*DATASET CONTENT*.
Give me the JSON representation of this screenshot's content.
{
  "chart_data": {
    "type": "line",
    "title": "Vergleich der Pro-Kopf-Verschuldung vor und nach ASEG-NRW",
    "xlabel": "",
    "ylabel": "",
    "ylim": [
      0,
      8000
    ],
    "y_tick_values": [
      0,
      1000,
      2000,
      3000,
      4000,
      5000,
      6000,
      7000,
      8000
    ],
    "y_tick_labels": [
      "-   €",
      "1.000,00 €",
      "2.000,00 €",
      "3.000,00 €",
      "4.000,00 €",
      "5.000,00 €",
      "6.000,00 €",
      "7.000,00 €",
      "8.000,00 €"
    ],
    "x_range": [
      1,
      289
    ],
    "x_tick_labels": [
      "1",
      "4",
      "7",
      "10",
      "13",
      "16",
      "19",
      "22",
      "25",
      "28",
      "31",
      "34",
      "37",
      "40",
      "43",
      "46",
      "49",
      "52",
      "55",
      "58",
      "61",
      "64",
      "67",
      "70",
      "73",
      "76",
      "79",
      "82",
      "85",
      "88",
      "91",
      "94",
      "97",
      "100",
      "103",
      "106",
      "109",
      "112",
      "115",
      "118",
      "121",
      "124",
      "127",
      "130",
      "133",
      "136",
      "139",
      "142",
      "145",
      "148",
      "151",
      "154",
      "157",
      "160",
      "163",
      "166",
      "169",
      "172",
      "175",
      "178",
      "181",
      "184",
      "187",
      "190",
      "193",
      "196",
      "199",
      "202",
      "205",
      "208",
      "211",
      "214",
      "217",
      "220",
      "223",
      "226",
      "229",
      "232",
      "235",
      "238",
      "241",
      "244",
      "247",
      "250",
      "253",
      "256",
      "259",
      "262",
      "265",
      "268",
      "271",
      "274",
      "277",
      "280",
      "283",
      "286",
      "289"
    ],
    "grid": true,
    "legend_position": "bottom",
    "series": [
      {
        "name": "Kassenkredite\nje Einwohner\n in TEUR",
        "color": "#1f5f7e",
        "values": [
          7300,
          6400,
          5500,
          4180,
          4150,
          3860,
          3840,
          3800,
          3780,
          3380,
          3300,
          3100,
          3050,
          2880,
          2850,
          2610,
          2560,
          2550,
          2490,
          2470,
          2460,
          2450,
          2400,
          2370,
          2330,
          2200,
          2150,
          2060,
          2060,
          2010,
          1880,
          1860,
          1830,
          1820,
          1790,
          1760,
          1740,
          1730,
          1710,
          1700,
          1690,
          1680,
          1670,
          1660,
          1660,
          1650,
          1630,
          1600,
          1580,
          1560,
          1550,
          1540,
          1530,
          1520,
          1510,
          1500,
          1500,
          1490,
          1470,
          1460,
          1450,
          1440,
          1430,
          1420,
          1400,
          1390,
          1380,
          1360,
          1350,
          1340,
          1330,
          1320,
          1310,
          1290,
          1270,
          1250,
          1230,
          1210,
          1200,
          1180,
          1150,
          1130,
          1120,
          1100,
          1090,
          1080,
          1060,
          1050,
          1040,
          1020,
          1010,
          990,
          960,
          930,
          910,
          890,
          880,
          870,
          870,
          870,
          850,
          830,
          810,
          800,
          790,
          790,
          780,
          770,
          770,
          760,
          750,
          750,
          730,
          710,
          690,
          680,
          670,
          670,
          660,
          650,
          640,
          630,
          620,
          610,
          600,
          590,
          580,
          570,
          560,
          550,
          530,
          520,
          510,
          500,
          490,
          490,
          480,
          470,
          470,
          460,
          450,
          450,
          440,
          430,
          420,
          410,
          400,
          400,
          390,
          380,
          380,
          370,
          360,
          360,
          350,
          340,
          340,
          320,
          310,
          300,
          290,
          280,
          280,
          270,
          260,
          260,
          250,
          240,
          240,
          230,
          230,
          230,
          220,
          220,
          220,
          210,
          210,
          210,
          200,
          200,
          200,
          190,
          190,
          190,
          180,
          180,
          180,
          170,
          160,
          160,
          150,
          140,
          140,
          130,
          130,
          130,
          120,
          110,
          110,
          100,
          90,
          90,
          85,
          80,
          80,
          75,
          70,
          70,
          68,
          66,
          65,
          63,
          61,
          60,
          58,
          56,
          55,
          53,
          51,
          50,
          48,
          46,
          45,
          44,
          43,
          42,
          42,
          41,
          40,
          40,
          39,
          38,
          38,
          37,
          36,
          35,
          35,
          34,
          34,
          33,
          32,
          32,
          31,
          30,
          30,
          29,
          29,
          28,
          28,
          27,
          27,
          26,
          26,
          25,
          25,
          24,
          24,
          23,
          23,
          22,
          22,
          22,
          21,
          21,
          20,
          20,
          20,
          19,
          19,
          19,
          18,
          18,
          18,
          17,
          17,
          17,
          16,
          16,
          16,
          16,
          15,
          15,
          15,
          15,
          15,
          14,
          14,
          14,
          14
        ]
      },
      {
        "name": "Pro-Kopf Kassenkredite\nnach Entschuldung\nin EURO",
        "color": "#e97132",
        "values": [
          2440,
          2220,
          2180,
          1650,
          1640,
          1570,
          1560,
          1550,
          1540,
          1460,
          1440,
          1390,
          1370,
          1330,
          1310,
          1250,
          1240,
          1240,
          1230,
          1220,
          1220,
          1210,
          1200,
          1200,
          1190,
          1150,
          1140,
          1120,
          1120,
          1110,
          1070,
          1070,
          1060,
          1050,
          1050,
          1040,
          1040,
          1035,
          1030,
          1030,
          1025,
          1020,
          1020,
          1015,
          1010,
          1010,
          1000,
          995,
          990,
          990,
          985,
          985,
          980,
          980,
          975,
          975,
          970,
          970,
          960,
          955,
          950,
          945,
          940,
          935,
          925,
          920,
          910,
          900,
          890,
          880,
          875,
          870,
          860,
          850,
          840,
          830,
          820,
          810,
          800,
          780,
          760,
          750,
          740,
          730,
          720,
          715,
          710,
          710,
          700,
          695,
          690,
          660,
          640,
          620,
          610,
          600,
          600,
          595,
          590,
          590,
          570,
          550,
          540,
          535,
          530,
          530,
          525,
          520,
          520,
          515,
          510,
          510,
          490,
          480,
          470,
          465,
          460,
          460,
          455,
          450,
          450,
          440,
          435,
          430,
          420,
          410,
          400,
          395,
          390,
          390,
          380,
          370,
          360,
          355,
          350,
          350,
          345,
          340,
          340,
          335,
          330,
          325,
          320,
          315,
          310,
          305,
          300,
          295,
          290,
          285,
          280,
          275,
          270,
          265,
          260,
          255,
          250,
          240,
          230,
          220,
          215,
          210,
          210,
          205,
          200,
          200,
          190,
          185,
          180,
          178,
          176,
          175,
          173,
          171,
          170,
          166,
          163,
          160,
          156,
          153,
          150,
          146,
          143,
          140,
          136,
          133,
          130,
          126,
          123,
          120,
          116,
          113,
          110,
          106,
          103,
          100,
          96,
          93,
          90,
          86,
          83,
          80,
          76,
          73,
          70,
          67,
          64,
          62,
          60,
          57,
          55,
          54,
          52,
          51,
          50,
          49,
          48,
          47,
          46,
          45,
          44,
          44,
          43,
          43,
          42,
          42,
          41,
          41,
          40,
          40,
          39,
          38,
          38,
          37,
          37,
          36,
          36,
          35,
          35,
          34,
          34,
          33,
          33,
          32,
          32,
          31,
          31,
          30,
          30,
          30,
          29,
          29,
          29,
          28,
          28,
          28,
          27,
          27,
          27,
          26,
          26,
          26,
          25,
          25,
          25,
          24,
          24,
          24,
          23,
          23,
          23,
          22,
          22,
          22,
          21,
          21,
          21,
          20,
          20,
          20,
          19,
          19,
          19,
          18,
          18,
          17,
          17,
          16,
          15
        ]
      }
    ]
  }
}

*SET PROBLEM*. Write the listing out again, exactly as it reads.

*RESPONSE*.
Give me the JSON representation of this screenshot's content.
{
  "chart_data": {
    "type": "line",
    "title": "Vergleich der Pro-Kopf-Verschuldung vor und nach ASEG-NRW",
    "xlabel": "",
    "ylabel": "",
    "ylim": [
      0,
      8000
    ],
    "y_tick_values": [
      0,
      1000,
      2000,
      3000,
      4000,
      5000,
      6000,
      7000,
      8000
    ],
    "y_tick_labels": [
      "-   €",
      "1.000,00 €",
      "2.000,00 €",
      "3.000,00 €",
      "4.000,00 €",
      "5.000,00 €",
      "6.000,00 €",
      "7.000,00 €",
      "8.000,00 €"
    ],
    "x_range": [
      1,
      289
    ],
    "x_tick_labels": [
      "1",
      "4",
      "7",
      "10",
      "13",
      "16",
      "19",
      "22",
      "25",
      "28",
      "31",
      "34",
      "37",
      "40",
      "43",
      "46",
      "49",
      "52",
      "55",
      "58",
      "61",
      "64",
      "67",
      "70",
      "73",
      "76",
      "79",
      "82",
      "85",
      "88",
      "91",
      "94",
      "97",
      "100",
      "103",
      "106",
      "109",
      "112",
      "115",
      "118",
      "121",
      "124",
      "127",
      "130",
      "133",
      "136",
      "139",
      "142",
      "145",
      "148",
      "151",
      "154",
      "157",
      "160",
      "163",
      "166",
      "169",
      "172",
      "175",
      "178",
      "181",
      "184",
      "187",
      "190",
      "193",
      "196",
      "199",
      "202",
      "205",
      "208",
      "211",
      "214",
      "217",
      "220",
      "223",
      "226",
      "229",
      "232",
      "235",
      "238",
      "241",
      "244",
      "247",
      "250",
      "253",
      "256",
      "259",
      "262",
      "265",
      "268",
      "271",
      "274",
      "277",
      "280",
      "283",
      "286",
      "289"
    ],
    "grid": true,
    "legend_position": "bottom",
    "series": [
      {
        "name": "Kassenkredite\nje Einwohner\n in TEUR",
        "color": "#1f5f7e",
        "values": [
          7300,
          6400,
          5500,
          4180,
          4150,
          3860,
          3840,
          3800,
          3780,
          3380,
          3300,
          3100,
          3050,
          2880,
          2850,
          2610,
          2560,
          2550,
          2490,
          2470,
          2460,
          2450,
          2400,
          2370,
          2330,
          2200,
          2150,
          2060,
          2060,
          2010,
          1880,
          1860,
          1830,
          1820,
          1790,
          1760,
          1740,
          1730,
          1710,
          1700,
          1690,
          1680,
          1670,
          1660,
          1660,
          1650,
          1630,
          1600,
          1580,
          1560,
          1550,
          1540,
          1530,
          1520,
          1510,
          1500,
          1500,
          1490,
          1470,
          1460,
          1450,
          1440,
          1430,
          1420,
          1400,
          1390,
          1380,
          1360,
          1350,
          1340,
          1330,
          1320,
          1310,
          1290,
          1270,
          1250,
          1230,
          1210,
          1200,
          1180,
          1150,
          1130,
          1120,
          1100,
          1090,
          1080,
          1060,
          1050,
          1040,
          1020,
          1010,
          990,
          960,
          930,
          910,
          890,
          880,
          870,
          870,
          870,
          850,
          830,
          810,
          800,
          790,
          790,
          780,
          770,
          770,
          760,
          750,
          750,
          730,
          710,
          690,
          680,
          670,
          670,
          660,
          650,
          640,
          630,
          620,
          610,
          600,
          590,
          580,
          570,
          560,
          550,
          530,
          520,
          510,
          500,
          490,
          490,
          480,
          470,
          470,
          460,
          450,
          450,
          440,
          430,
          420,
          410,
          400,
          400,
          390,
          380,
          380,
          370,
          360,
          360,
          350,
          340,
          340,
          320,
          310,
          300,
          290,
          280,
          280,
          270,
          260,
          260,
          250,
          240,
          240,
          230,
          230,
          230,
          220,
          220,
          220,
          210,
          210,
          210,
          200,
          200,
          200,
          190,
          190,
          190,
          180,
          180,
          180,
          170,
          160,
          160,
          150,
          140,
          140,
          130,
          130,
          130,
          120,
          110,
          110,
          100,
          90,
          90,
          85,
          80,
          80,
          75,
          70,
          70,
          68,
          66,
          65,
          63,
          61,
          60,
          58,
          56,
          55,
          53,
          51,
          50,
          48,
          46,
          45,
          44,
          43,
          42,
          42,
          41,
          40,
          40,
          39,
          38,
          38,
          37,
          36,
          35,
          35,
          34,
          34,
          33,
          32,
          32,
          31,
          30,
          30,
          29,
          29,
          28,
          28,
          27,
          27,
          26,
          26,
          25,
          25,
          24,
          24,
          23,
          23,
          22,
          22,
          22,
          21,
          21,
          20,
          20,
          20,
          19,
          19,
          19,
          18,
          18,
          18,
          17,
          17,
          17,
          16,
          16,
          16,
          16,
          15,
          15,
          15,
          15,
          15,
          14,
          14,
          14,
          14
        ]
      },
      {
        "name": "Pro-Kopf Kassenkredite\nnach Entschuldung\nin EURO",
        "color": "#e97132",
        "values": [
          2440,
          2220,
          2180,
          1650,
          1640,
          1570,
          1560,
          1550,
          1540,
          1460,
          1440,
          1390,
          1370,
          1330,
          1310,
          1250,
          1240,
          1240,
          1230,
          1220,
          1220,
          1210,
          1200,
          1200,
          1190,
          1150,
          1140,
          1120,
          1120,
          1110,
          1070,
          1070,
          1060,
          1050,
          1050,
          1040,
          1040,
          1035,
          1030,
          1030,
          1025,
          1020,
          1020,
          1015,
          1010,
          1010,
          1000,
          995,
          990,
          990,
          985,
          985,
          980,
          980,
          975,
          975,
          970,
          970,
          960,
          955,
          950,
          945,
          940,
          935,
          925,
          920,
          910,
          900,
          890,
          880,
          875,
          870,
          860,
          850,
          840,
          830,
          820,
          810,
          800,
          780,
          760,
          750,
          740,
          730,
          720,
          715,
          710,
          710,
          700,
          695,
          690,
          660,
          640,
          620,
          610,
          600,
          600,
          595,
          590,
          590,
          570,
          550,
          540,
          535,
          530,
          530,
          525,
          520,
          520,
          515,
          510,
          510,
          490,
          480,
          470,
          465,
          460,
          460,
          455,
          450,
          450,
          440,
          435,
          430,
          420,
          410,
          400,
          395,
          390,
          390,
          380,
          370,
          360,
          355,
          350,
          350,
          345,
          340,
          340,
          335,
          330,
          325,
          320,
          315,
          310,
          305,
          300,
          295,
          290,
          285,
          280,
          275,
          270,
          265,
          260,
          255,
          250,
          240,
          230,
          220,
          215,
          210,
          210,
          205,
          200,
          200,
          190,
          185,
          180,
          178,
          176,
          175,
          173,
          171,
          170,
          166,
          163,
          160,
          156,
          153,
          150,
          146,
          143,
          140,
          136,
          133,
          130,
          126,
          123,
          120,
          116,
          113,
          110,
          106,
          103,
          100,
          96,
          93,
          90,
          86,
          83,
          80,
          76,
          73,
          70,
          67,
          64,
          62,
          60,
          57,
          55,
          54,
          52,
          51,
          50,
          49,
          48,
          47,
          46,
          45,
          44,
          44,
          43,
          43,
          42,
          42,
          41,
          41,
          40,
          40,
          39,
          38,
          38,
          37,
          37,
          36,
          36,
          35,
          35,
          34,
          34,
          33,
          33,
          32,
          32,
          31,
          31,
          30,
          30,
          30,
          29,
          29,
          29,
          28,
          28,
          28,
          27,
          27,
          27,
          26,
          26,
          26,
          25,
          25,
          25,
          24,
          24,
          24,
          23,
          23,
          23,
          22,
          22,
          22,
          21,
          21,
          21,
          20,
          20,
          20,
          19,
          19,
          19,
          18,
          18,
          17,
          17,
          16,
          15
        ]
      }
    ]
  }
}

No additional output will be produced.